# Your goal:
Your task is to transcribe all the entries exactly, excluding pictures.

────────────────

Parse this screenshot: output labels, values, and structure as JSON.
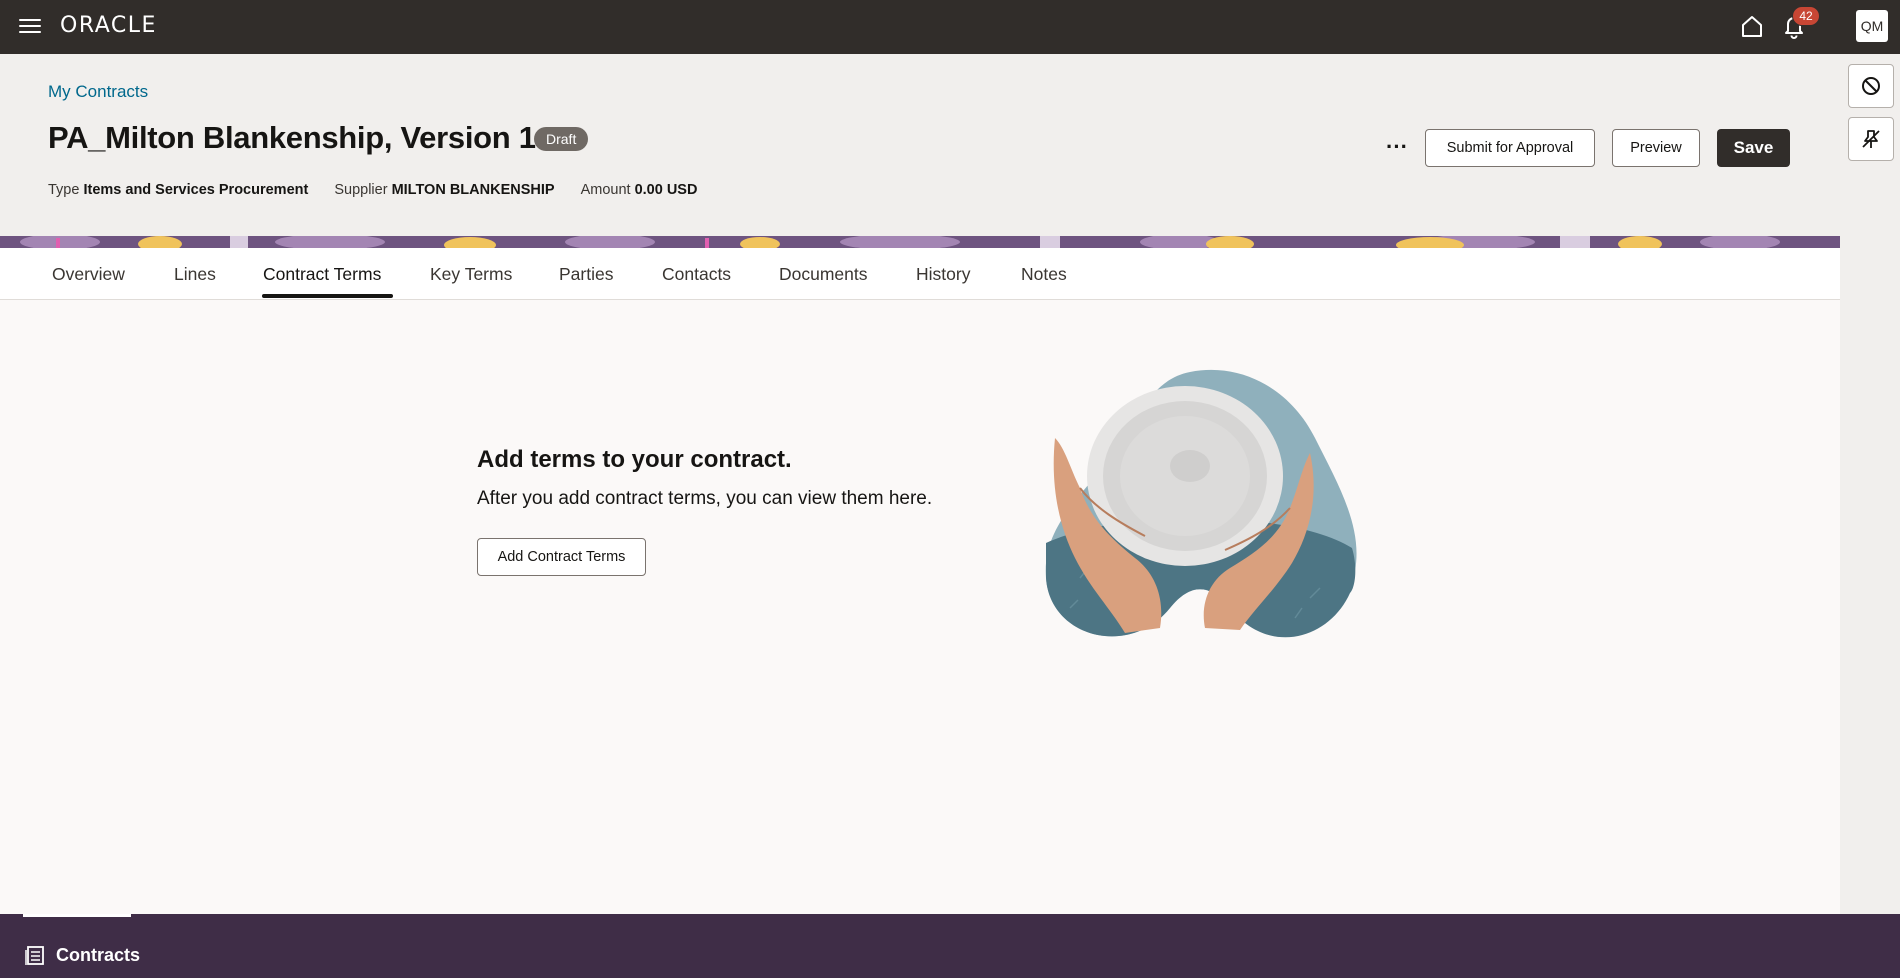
{
  "topbar": {
    "brand": "ORACLE",
    "notification_count": "42",
    "avatar_initials": "QM"
  },
  "header": {
    "breadcrumb": "My Contracts",
    "title": "PA_Milton Blankenship, Version 1",
    "status": "Draft",
    "meta": {
      "type_label": "Type",
      "type_value": "Items and Services Procurement",
      "supplier_label": "Supplier",
      "supplier_value": "MILTON BLANKENSHIP",
      "amount_label": "Amount",
      "amount_value": "0.00 USD"
    },
    "more_label": "···",
    "submit_label": "Submit for Approval",
    "preview_label": "Preview",
    "save_label": "Save"
  },
  "tabs": [
    {
      "label": "Overview"
    },
    {
      "label": "Lines"
    },
    {
      "label": "Contract Terms"
    },
    {
      "label": "Key Terms"
    },
    {
      "label": "Parties"
    },
    {
      "label": "Contacts"
    },
    {
      "label": "Documents"
    },
    {
      "label": "History"
    },
    {
      "label": "Notes"
    }
  ],
  "active_tab": "Contract Terms",
  "empty_state": {
    "title": "Add terms to your contract.",
    "description": "After you add contract terms, you can view them here.",
    "button_label": "Add Contract Terms"
  },
  "bottom_bar": {
    "label": "Contracts"
  },
  "colors": {
    "topbar": "#312d2a",
    "accent_link": "#00688c",
    "badge": "#c74634",
    "bottom_bar": "#3f2d47"
  },
  "icons": [
    "hamburger-icon",
    "home-icon",
    "bell-icon",
    "cancel-icon",
    "unpin-icon",
    "document-icon"
  ]
}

────────────────

# Solution to the problem:
Parse this screenshot: output labels, values, and structure as JSON.
{
  "topbar": {
    "brand": "ORACLE",
    "notification_count": "42",
    "avatar_initials": "QM"
  },
  "header": {
    "breadcrumb": "My Contracts",
    "title": "PA_Milton Blankenship, Version 1",
    "status": "Draft",
    "meta": {
      "type_label": "Type",
      "type_value": "Items and Services Procurement",
      "supplier_label": "Supplier",
      "supplier_value": "MILTON BLANKENSHIP",
      "amount_label": "Amount",
      "amount_value": "0.00 USD"
    },
    "more_label": "···",
    "submit_label": "Submit for Approval",
    "preview_label": "Preview",
    "save_label": "Save"
  },
  "tabs": [
    {
      "label": "Overview"
    },
    {
      "label": "Lines"
    },
    {
      "label": "Contract Terms"
    },
    {
      "label": "Key Terms"
    },
    {
      "label": "Parties"
    },
    {
      "label": "Contacts"
    },
    {
      "label": "Documents"
    },
    {
      "label": "History"
    },
    {
      "label": "Notes"
    }
  ],
  "active_tab": "Contract Terms",
  "empty_state": {
    "title": "Add terms to your contract.",
    "description": "After you add contract terms, you can view them here.",
    "button_label": "Add Contract Terms"
  },
  "bottom_bar": {
    "label": "Contracts"
  },
  "colors": {
    "topbar": "#312d2a",
    "accent_link": "#00688c",
    "badge": "#c74634",
    "bottom_bar": "#3f2d47"
  },
  "icons": [
    "hamburger-icon",
    "home-icon",
    "bell-icon",
    "cancel-icon",
    "unpin-icon",
    "document-icon"
  ]
}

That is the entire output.